■ **The problem**
Repeat each line of the material exactly.

■ **Data listing**
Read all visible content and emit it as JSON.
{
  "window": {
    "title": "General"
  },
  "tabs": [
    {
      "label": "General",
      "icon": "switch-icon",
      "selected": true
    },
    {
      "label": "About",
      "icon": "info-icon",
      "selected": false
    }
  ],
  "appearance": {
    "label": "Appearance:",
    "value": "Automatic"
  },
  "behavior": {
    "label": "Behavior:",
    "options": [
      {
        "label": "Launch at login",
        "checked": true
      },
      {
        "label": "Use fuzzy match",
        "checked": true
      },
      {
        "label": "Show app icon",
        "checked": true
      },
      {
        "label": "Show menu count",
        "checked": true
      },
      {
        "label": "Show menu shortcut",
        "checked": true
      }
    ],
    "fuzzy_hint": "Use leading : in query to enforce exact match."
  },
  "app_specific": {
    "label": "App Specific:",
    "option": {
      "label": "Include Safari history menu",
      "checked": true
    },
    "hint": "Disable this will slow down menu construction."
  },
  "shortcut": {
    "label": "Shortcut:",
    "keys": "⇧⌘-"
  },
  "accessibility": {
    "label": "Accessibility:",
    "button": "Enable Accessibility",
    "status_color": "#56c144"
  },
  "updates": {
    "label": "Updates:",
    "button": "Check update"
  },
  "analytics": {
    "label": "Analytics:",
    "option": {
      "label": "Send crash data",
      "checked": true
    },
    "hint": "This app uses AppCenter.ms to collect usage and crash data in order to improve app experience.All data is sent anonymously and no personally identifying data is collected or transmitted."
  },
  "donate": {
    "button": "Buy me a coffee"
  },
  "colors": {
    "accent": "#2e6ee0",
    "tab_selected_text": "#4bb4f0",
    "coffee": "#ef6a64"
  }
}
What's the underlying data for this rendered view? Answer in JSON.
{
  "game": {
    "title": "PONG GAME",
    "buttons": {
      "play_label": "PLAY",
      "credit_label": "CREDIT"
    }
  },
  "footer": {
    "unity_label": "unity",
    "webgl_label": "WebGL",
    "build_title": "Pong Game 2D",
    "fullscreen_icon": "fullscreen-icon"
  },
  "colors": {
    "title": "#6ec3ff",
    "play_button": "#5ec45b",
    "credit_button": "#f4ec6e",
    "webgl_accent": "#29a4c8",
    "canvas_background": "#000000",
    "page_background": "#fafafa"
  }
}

■ **Output for this task**
Read all visible content and emit it as JSON.
{
  "window": {
    "title": "General"
  },
  "tabs": [
    {
      "label": "General",
      "icon": "switch-icon",
      "selected": true
    },
    {
      "label": "About",
      "icon": "info-icon",
      "selected": false
    }
  ],
  "appearance": {
    "label": "Appearance:",
    "value": "Automatic"
  },
  "behavior": {
    "label": "Behavior:",
    "options": [
      {
        "label": "Launch at login",
        "checked": true
      },
      {
        "label": "Use fuzzy match",
        "checked": true
      },
      {
        "label": "Show app icon",
        "checked": true
      },
      {
        "label": "Show menu count",
        "checked": true
      },
      {
        "label": "Show menu shortcut",
        "checked": true
      }
    ],
    "fuzzy_hint": "Use leading : in query to enforce exact match."
  },
  "app_specific": {
    "label": "App Specific:",
    "option": {
      "label": "Include Safari history menu",
      "checked": true
    },
    "hint": "Disable this will slow down menu construction."
  },
  "shortcut": {
    "label": "Shortcut:",
    "keys": "⇧⌘-"
  },
  "accessibility": {
    "label": "Accessibility:",
    "button": "Enable Accessibility",
    "status_color": "#56c144"
  },
  "updates": {
    "label": "Updates:",
    "button": "Check update"
  },
  "analytics": {
    "label": "Analytics:",
    "option": {
      "label": "Send crash data",
      "checked": true
    },
    "hint": "This app uses AppCenter.ms to collect usage and crash data in order to improve app experience.All data is sent anonymously and no personally identifying data is collected or transmitted."
  },
  "donate": {
    "button": "Buy me a coffee"
  },
  "colors": {
    "accent": "#2e6ee0",
    "tab_selected_text": "#4bb4f0",
    "coffee": "#ef6a64"
  }
}
What's the underlying data for this rendered view? Answer in JSON.
{
  "game": {
    "title": "PONG GAME",
    "buttons": {
      "play_label": "PLAY",
      "credit_label": "CREDIT"
    }
  },
  "footer": {
    "unity_label": "unity",
    "webgl_label": "WebGL",
    "build_title": "Pong Game 2D",
    "fullscreen_icon": "fullscreen-icon"
  },
  "colors": {
    "title": "#6ec3ff",
    "play_button": "#5ec45b",
    "credit_button": "#f4ec6e",
    "webgl_accent": "#29a4c8",
    "canvas_background": "#000000",
    "page_background": "#fafafa"
  }
}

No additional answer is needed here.